- **Aim**:
Locate all lines with the word "title". Copy them.

————

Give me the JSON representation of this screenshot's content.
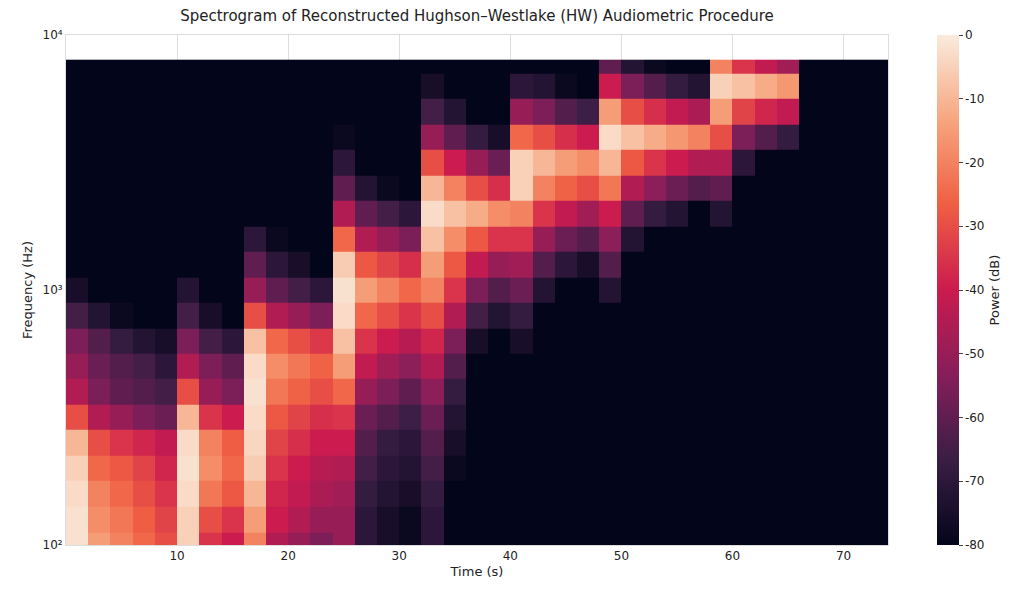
{
  "chart_data": {
    "type": "heatmap",
    "title": "Spectrogram of Reconstructed Hughson–Westlake (HW) Audiometric Procedure",
    "x_label": "Time (s)",
    "y_label": "Frequency (Hz)",
    "time_edges": [
      0,
      2,
      4,
      6,
      8,
      10,
      12,
      14,
      16,
      18,
      20,
      22,
      24,
      26,
      28,
      30,
      32,
      34,
      36,
      38,
      40,
      42,
      44,
      46,
      48,
      50,
      52,
      54,
      56,
      58,
      60,
      62,
      64,
      66,
      68,
      70,
      72,
      74
    ],
    "frequency_edges": [
      89,
      112,
      141,
      178,
      224,
      282,
      355,
      447,
      562,
      708,
      891,
      1122,
      1413,
      1778,
      2239,
      2818,
      3548,
      4467,
      5623,
      7079,
      8000
    ],
    "z": [
      [
        -2,
        -15,
        -20,
        -25,
        -30,
        -5,
        -35,
        -40,
        -20,
        -45,
        -50,
        -55,
        -50,
        -70,
        -75,
        -78,
        -70,
        -80,
        -80,
        -80,
        -80,
        -80,
        -80,
        -80,
        -80,
        -80,
        -80,
        -80,
        -80,
        -80,
        -80,
        -80,
        -80,
        -80,
        -80,
        -80,
        -80
      ],
      [
        -2,
        -18,
        -22,
        -27,
        -32,
        -5,
        -30,
        -35,
        -15,
        -40,
        -45,
        -50,
        -50,
        -70,
        -75,
        -78,
        -70,
        -80,
        -80,
        -80,
        -80,
        -80,
        -80,
        -80,
        -80,
        -80,
        -80,
        -80,
        -80,
        -80,
        -80,
        -80,
        -80,
        -80,
        -80,
        -80,
        -80
      ],
      [
        -3,
        -20,
        -25,
        -30,
        -35,
        -3,
        -22,
        -28,
        -10,
        -38,
        -42,
        -46,
        -48,
        -68,
        -72,
        -75,
        -68,
        -80,
        -80,
        -80,
        -80,
        -80,
        -80,
        -80,
        -80,
        -80,
        -80,
        -80,
        -80,
        -80,
        -80,
        -80,
        -80,
        -80,
        -80,
        -80,
        -80
      ],
      [
        -5,
        -25,
        -28,
        -32,
        -38,
        -2,
        -18,
        -25,
        -6,
        -35,
        -40,
        -44,
        -45,
        -65,
        -70,
        -72,
        -65,
        -78,
        -80,
        -80,
        -80,
        -80,
        -80,
        -80,
        -80,
        -80,
        -80,
        -80,
        -80,
        -80,
        -80,
        -80,
        -80,
        -80,
        -80,
        -80,
        -80
      ],
      [
        -10,
        -30,
        -35,
        -38,
        -42,
        -3,
        -20,
        -27,
        -4,
        -32,
        -36,
        -40,
        -40,
        -62,
        -68,
        -70,
        -62,
        -75,
        -80,
        -80,
        -80,
        -80,
        -80,
        -80,
        -80,
        -80,
        -80,
        -80,
        -80,
        -80,
        -80,
        -80,
        -80,
        -80,
        -80,
        -80,
        -80
      ],
      [
        -30,
        -45,
        -50,
        -55,
        -58,
        -10,
        -35,
        -40,
        -3,
        -28,
        -32,
        -36,
        -35,
        -58,
        -62,
        -66,
        -58,
        -72,
        -80,
        -80,
        -80,
        -80,
        -80,
        -80,
        -80,
        -80,
        -80,
        -80,
        -80,
        -80,
        -80,
        -80,
        -80,
        -80,
        -80,
        -80,
        -80
      ],
      [
        -45,
        -55,
        -60,
        -62,
        -65,
        -30,
        -50,
        -55,
        -2,
        -22,
        -26,
        -30,
        -25,
        -50,
        -55,
        -60,
        -52,
        -68,
        -80,
        -80,
        -80,
        -80,
        -80,
        -80,
        -80,
        -80,
        -80,
        -80,
        -80,
        -80,
        -80,
        -80,
        -80,
        -80,
        -80,
        -80,
        -80
      ],
      [
        -50,
        -58,
        -62,
        -65,
        -70,
        -45,
        -55,
        -60,
        -3,
        -18,
        -22,
        -26,
        -15,
        -42,
        -48,
        -52,
        -45,
        -62,
        -80,
        -80,
        -80,
        -80,
        -80,
        -80,
        -80,
        -80,
        -80,
        -80,
        -80,
        -80,
        -80,
        -80,
        -80,
        -80,
        -80,
        -80,
        -80
      ],
      [
        -55,
        -62,
        -68,
        -72,
        -75,
        -55,
        -65,
        -70,
        -8,
        -25,
        -30,
        -34,
        -8,
        -35,
        -40,
        -44,
        -38,
        -55,
        -75,
        -80,
        -75,
        -80,
        -80,
        -80,
        -80,
        -80,
        -80,
        -80,
        -80,
        -80,
        -80,
        -80,
        -80,
        -80,
        -80,
        -80,
        -80
      ],
      [
        -65,
        -72,
        -78,
        -80,
        -80,
        -65,
        -75,
        -80,
        -30,
        -45,
        -50,
        -55,
        -3,
        -25,
        -30,
        -35,
        -30,
        -45,
        -65,
        -72,
        -68,
        -80,
        -80,
        -80,
        -80,
        -80,
        -80,
        -80,
        -80,
        -80,
        -80,
        -80,
        -80,
        -80,
        -80,
        -80,
        -80
      ],
      [
        -75,
        -80,
        -80,
        -80,
        -80,
        -72,
        -80,
        -80,
        -50,
        -60,
        -65,
        -70,
        -2,
        -15,
        -20,
        -25,
        -20,
        -35,
        -55,
        -62,
        -58,
        -72,
        -80,
        -80,
        -72,
        -80,
        -80,
        -80,
        -80,
        -80,
        -80,
        -80,
        -80,
        -80,
        -80,
        -80,
        -80
      ],
      [
        -80,
        -80,
        -80,
        -80,
        -80,
        -80,
        -80,
        -80,
        -60,
        -70,
        -75,
        -80,
        -6,
        -28,
        -32,
        -36,
        -15,
        -28,
        -42,
        -50,
        -48,
        -62,
        -70,
        -75,
        -62,
        -80,
        -80,
        -80,
        -80,
        -80,
        -80,
        -80,
        -80,
        -80,
        -80,
        -80,
        -80
      ],
      [
        -80,
        -80,
        -80,
        -80,
        -80,
        -80,
        -80,
        -80,
        -70,
        -78,
        -80,
        -80,
        -25,
        -45,
        -50,
        -55,
        -8,
        -18,
        -28,
        -35,
        -35,
        -50,
        -58,
        -62,
        -52,
        -72,
        -80,
        -80,
        -80,
        -80,
        -80,
        -80,
        -80,
        -80,
        -80,
        -80,
        -80
      ],
      [
        -80,
        -80,
        -80,
        -80,
        -80,
        -80,
        -80,
        -80,
        -80,
        -80,
        -80,
        -80,
        -45,
        -60,
        -65,
        -70,
        -3,
        -8,
        -12,
        -18,
        -20,
        -35,
        -42,
        -48,
        -40,
        -60,
        -68,
        -72,
        -80,
        -72,
        -80,
        -80,
        -80,
        -80,
        -80,
        -80,
        -80
      ],
      [
        -80,
        -80,
        -80,
        -80,
        -80,
        -80,
        -80,
        -80,
        -80,
        -80,
        -80,
        -80,
        -60,
        -72,
        -78,
        -80,
        -10,
        -20,
        -30,
        -36,
        -5,
        -20,
        -26,
        -30,
        -22,
        -45,
        -52,
        -58,
        -62,
        -60,
        -80,
        -80,
        -80,
        -80,
        -80,
        -80,
        -80
      ],
      [
        -80,
        -80,
        -80,
        -80,
        -80,
        -80,
        -80,
        -80,
        -80,
        -80,
        -80,
        -80,
        -70,
        -80,
        -80,
        -80,
        -30,
        -40,
        -50,
        -58,
        -5,
        -10,
        -15,
        -18,
        -10,
        -28,
        -35,
        -40,
        -45,
        -45,
        -70,
        -80,
        -80,
        -80,
        -80,
        -80,
        -80
      ],
      [
        -80,
        -80,
        -80,
        -80,
        -80,
        -80,
        -80,
        -80,
        -80,
        -80,
        -80,
        -80,
        -78,
        -80,
        -80,
        -80,
        -50,
        -60,
        -68,
        -75,
        -25,
        -30,
        -36,
        -40,
        -3,
        -8,
        -12,
        -16,
        -20,
        -30,
        -55,
        -62,
        -68,
        -80,
        -80,
        -80,
        -80
      ],
      [
        -80,
        -80,
        -80,
        -80,
        -80,
        -80,
        -80,
        -80,
        -80,
        -80,
        -80,
        -80,
        -80,
        -80,
        -80,
        -80,
        -65,
        -72,
        -80,
        -80,
        -50,
        -55,
        -62,
        -66,
        -15,
        -30,
        -36,
        -42,
        -46,
        -15,
        -32,
        -38,
        -42,
        -80,
        -80,
        -80,
        -80
      ],
      [
        -80,
        -80,
        -80,
        -80,
        -80,
        -80,
        -80,
        -80,
        -80,
        -80,
        -80,
        -80,
        -80,
        -80,
        -80,
        -80,
        -75,
        -80,
        -80,
        -80,
        -70,
        -72,
        -78,
        -80,
        -40,
        -55,
        -62,
        -68,
        -72,
        -5,
        -8,
        -12,
        -16,
        -80,
        -80,
        -80,
        -80
      ],
      [
        -80,
        -80,
        -80,
        -80,
        -80,
        -80,
        -80,
        -80,
        -80,
        -80,
        -80,
        -80,
        -80,
        -80,
        -80,
        -80,
        -80,
        -80,
        -80,
        -80,
        -80,
        -80,
        -80,
        -80,
        -60,
        -72,
        -78,
        -80,
        -80,
        -20,
        -35,
        -42,
        -48,
        -80,
        -80,
        -80,
        -80
      ]
    ],
    "xlim": [
      0,
      74
    ],
    "xticks": [
      10,
      20,
      30,
      40,
      50,
      60,
      70
    ],
    "ylim": [
      100,
      10000
    ],
    "yticks": [
      {
        "value": 100,
        "label": "10²"
      },
      {
        "value": 1000,
        "label": "10³"
      },
      {
        "value": 10000,
        "label": "10⁴"
      }
    ],
    "log": "y",
    "grid": true,
    "colorbar": {
      "title": "Power (dB)",
      "range": [
        -80,
        0
      ],
      "ticks": [
        0,
        -10,
        -20,
        -30,
        -40,
        -50,
        -60,
        -70,
        -80
      ]
    }
  }
}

————

- **Answer to the task**:
    "title": "Spectrogram of Reconstructed Hughson–Westlake (HW) Audiometric Procedure",
      "title": "Power (dB)",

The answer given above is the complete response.